Data to use
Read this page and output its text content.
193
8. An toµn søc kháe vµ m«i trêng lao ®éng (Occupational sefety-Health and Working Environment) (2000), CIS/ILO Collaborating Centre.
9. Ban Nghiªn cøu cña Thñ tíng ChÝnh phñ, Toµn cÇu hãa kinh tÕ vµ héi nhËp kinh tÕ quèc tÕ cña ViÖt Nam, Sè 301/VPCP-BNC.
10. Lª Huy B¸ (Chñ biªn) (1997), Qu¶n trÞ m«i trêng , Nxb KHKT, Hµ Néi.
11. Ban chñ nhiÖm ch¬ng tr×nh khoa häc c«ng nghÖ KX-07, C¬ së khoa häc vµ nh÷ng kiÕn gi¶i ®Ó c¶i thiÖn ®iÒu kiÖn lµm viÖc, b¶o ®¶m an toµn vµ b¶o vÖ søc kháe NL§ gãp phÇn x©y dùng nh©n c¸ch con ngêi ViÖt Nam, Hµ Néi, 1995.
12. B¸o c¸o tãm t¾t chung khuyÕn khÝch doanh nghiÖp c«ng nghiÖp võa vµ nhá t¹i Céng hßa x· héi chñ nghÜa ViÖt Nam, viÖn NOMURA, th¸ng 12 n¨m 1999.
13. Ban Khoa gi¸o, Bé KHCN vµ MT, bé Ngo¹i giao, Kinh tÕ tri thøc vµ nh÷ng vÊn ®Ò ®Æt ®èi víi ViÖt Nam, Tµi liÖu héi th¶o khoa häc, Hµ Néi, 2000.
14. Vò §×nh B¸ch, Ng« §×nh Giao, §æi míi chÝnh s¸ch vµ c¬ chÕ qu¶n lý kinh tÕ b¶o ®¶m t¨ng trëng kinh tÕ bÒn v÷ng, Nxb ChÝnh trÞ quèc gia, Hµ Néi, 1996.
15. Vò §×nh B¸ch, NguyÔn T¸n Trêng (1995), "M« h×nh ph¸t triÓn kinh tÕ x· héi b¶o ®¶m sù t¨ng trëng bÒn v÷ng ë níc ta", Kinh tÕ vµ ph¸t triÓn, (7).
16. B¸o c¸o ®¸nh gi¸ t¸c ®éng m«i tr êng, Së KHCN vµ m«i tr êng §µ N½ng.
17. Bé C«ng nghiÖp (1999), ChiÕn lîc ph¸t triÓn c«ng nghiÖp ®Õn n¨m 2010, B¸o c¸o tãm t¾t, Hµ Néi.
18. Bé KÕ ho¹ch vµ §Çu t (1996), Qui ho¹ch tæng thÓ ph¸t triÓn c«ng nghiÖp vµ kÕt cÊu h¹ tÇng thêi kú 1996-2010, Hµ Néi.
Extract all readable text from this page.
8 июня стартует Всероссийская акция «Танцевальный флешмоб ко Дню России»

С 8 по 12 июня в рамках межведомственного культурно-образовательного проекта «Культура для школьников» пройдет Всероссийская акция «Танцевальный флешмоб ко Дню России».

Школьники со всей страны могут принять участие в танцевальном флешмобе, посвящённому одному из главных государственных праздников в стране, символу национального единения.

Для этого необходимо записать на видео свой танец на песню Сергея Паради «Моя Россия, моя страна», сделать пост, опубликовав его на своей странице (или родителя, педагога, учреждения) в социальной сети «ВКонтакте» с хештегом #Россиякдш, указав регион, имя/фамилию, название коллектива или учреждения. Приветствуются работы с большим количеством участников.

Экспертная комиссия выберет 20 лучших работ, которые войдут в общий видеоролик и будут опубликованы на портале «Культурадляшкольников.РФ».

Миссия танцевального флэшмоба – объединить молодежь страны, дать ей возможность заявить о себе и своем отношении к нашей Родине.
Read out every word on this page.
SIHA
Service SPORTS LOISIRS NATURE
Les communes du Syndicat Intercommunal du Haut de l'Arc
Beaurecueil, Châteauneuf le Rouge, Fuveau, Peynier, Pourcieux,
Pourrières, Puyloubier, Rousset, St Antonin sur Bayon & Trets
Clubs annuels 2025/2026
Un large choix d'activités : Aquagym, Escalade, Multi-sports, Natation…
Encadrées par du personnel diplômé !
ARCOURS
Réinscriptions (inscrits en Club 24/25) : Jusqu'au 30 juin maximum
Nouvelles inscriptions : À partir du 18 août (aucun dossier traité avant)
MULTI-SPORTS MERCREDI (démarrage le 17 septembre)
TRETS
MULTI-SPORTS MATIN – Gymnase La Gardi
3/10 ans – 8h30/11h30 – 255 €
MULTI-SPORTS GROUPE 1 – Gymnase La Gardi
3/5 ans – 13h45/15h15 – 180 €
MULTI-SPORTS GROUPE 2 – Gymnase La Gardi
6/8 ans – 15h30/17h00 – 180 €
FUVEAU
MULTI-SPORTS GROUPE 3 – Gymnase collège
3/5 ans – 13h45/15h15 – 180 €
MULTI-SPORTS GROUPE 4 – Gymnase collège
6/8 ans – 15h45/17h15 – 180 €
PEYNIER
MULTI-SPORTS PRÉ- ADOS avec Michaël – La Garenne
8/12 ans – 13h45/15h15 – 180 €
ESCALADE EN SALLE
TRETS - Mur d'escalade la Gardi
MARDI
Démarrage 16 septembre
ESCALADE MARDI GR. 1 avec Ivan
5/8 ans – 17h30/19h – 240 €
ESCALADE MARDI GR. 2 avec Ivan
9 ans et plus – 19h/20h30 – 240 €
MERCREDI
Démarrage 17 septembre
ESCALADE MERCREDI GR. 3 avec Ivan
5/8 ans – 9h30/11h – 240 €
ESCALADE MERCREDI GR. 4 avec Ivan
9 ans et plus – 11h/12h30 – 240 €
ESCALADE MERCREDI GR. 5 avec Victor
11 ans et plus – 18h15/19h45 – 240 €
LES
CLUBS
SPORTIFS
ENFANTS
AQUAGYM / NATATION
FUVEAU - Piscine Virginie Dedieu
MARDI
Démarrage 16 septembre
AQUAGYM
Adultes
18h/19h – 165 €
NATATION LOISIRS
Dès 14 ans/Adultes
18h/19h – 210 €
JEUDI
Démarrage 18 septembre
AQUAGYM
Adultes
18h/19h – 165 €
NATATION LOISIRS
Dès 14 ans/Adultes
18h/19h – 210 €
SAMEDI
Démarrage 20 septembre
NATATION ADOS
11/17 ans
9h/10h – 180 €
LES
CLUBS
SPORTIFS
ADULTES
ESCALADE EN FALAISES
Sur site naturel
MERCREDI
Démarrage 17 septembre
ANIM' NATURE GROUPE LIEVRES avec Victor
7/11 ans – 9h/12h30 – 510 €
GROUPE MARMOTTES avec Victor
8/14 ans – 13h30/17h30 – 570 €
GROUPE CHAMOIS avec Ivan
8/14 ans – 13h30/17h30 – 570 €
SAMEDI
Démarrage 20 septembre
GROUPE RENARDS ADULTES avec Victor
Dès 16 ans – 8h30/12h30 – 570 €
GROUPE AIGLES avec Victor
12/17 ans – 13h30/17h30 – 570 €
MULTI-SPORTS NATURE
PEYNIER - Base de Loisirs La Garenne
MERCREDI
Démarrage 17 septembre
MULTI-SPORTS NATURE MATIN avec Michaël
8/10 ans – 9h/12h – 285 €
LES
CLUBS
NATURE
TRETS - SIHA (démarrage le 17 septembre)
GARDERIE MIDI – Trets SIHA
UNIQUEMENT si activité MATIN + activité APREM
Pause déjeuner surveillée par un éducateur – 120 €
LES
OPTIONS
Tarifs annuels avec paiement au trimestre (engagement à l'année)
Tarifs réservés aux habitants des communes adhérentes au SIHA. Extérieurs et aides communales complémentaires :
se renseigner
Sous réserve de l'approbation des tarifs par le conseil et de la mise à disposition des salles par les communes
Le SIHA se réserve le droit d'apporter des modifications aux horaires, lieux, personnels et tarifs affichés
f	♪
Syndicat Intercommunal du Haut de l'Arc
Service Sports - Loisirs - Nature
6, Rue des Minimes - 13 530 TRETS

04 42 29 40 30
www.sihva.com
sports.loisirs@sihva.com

What you are asked to do
Only lines with the string "ViÖt" belong in your answer; copy each one.

Solved exercise
9. Ban Nghiªn cøu cña Thñ tíng ChÝnh phñ, Toµn cÇu hãa kinh tÕ vµ héi nhËp kinh tÕ quèc tÕ cña ViÖt Nam, Sè 301/VPCP-BNC.
11. Ban chñ nhiÖm ch¬ng tr×nh khoa häc c«ng nghÖ KX-07, C¬ së khoa häc vµ nh÷ng kiÕn gi¶i ®Ó c¶i thiÖn ®iÒu kiÖn lµm viÖc, b¶o ®¶m an toµn vµ b¶o vÖ søc kháe NL§ gãp phÇn x©y dùng nh©n c¸ch con ngêi ViÖt Nam, Hµ Néi, 1995.
12. B¸o c¸o tãm t¾t chung khuyÕn khÝch doanh nghiÖp c«ng nghiÖp võa vµ nhá t¹i Céng hßa x· héi chñ nghÜa ViÖt Nam, viÖn NOMURA, th¸ng 12 n¨m 1999.
13. Ban Khoa gi¸o, Bé KHCN vµ MT, bé Ngo¹i giao, Kinh tÕ tri thøc vµ nh÷ng vÊn ®Ò ®Æt ®èi víi ViÖt Nam, Tµi liÖu héi th¶o khoa häc, Hµ Néi, 2000.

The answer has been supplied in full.